Objective => Collect all lines from the records below that include the word "本章小结".

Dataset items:
..............................
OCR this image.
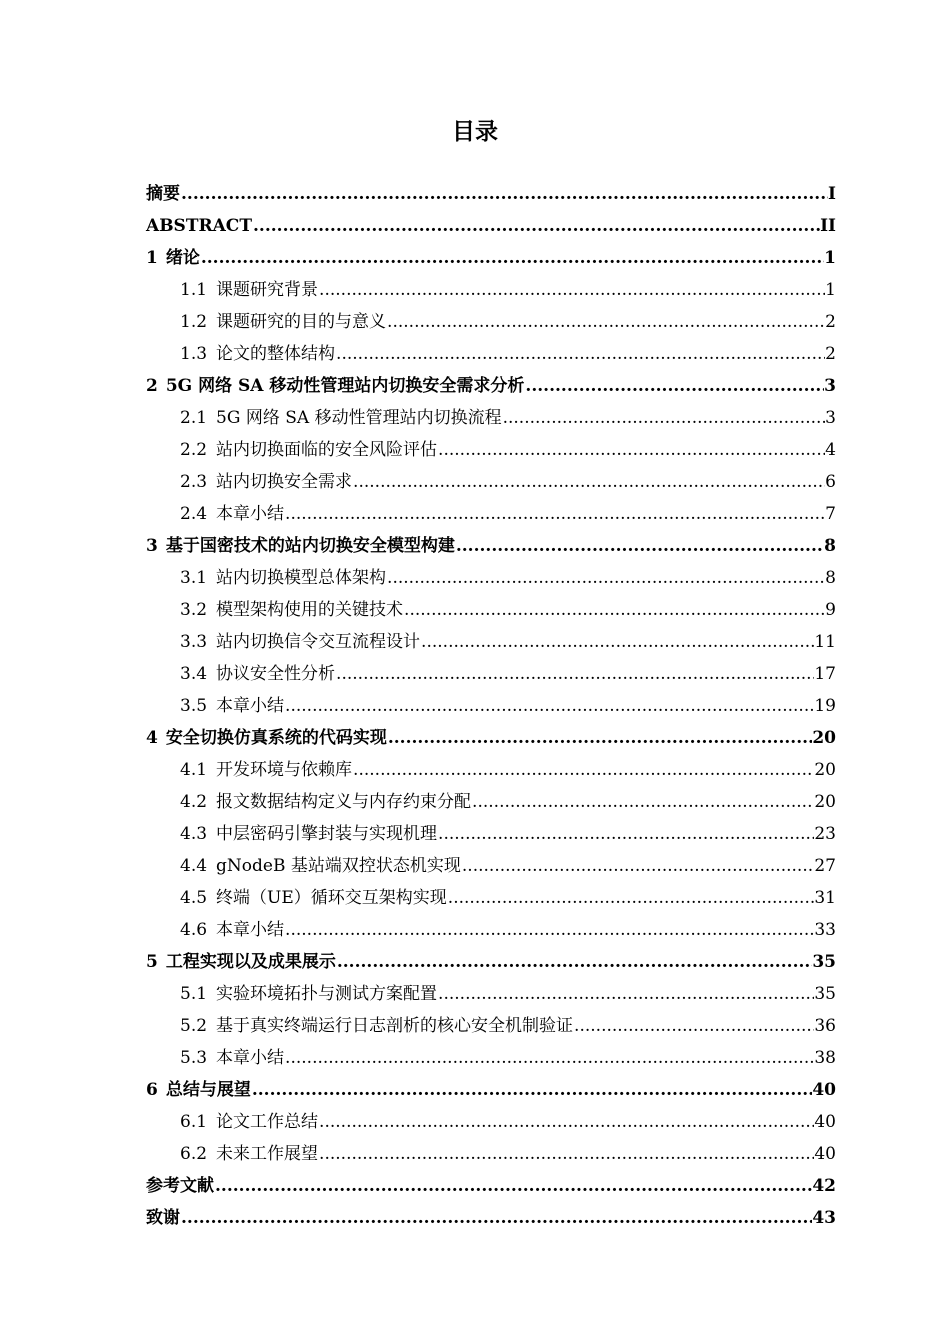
目录
摘要 .....	I
ABSTRACT .....	II
1 绪论 .....	1
1.1 课题研究背景 .....	1
1.2 课题研究的目的与意义 .....	2
1.3 论文的整体结构 .....	2
2 5G 网络 SA 移动性管理站内切换安全需求分析 .....	3
2.1 5G 网络 SA 移动性管理站内切换流程 .....	3
2.2 站内切换面临的安全风险评估 .....	4
2.3 站内切换安全需求 .....	6
2.4 本章小结 .....	7
3 基于国密技术的站内切换安全模型构建 .....	8
3.1 站内切换模型总体架构 .....	8
3.2 模型架构使用的关键技术 .....	9
3.3 站内切换信令交互流程设计 .....	11
3.4 协议安全性分析 .....	17
3.5 本章小结 .....	19
4 安全切换仿真系统的代码实现 .....	20
4.1 开发环境与依赖库 .....	20
4.2 报文数据结构定义与内存约束分配 .....	20
4.3 中层密码引擎封装与实现机理 .....	23
4.4 gNodeB 基站端双控状态机实现 .....	27
4.5 终端（UE）循环交互架构实现 .....	31
4.6 本章小结 .....	33
5 工程实现以及成果展示 .....	35
5.1 实验环境拓扑与测试方案配置 .....	35
5.2 基于真实终端运行日志剖析的核心安全机制验证 .....	36
5.3 本章小结 .....	38
6 总结与展望 .....	40
6.1 论文工作总结 .....	40
6.2 未来工作展望 .....	40
参考文献 .....	42
致谢 .....	43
..............................
Result below =>
2.4 本章小结 .....	7
3.5 本章小结 .....	19
4.6 本章小结 .....	33
5.3 本章小结 .....	38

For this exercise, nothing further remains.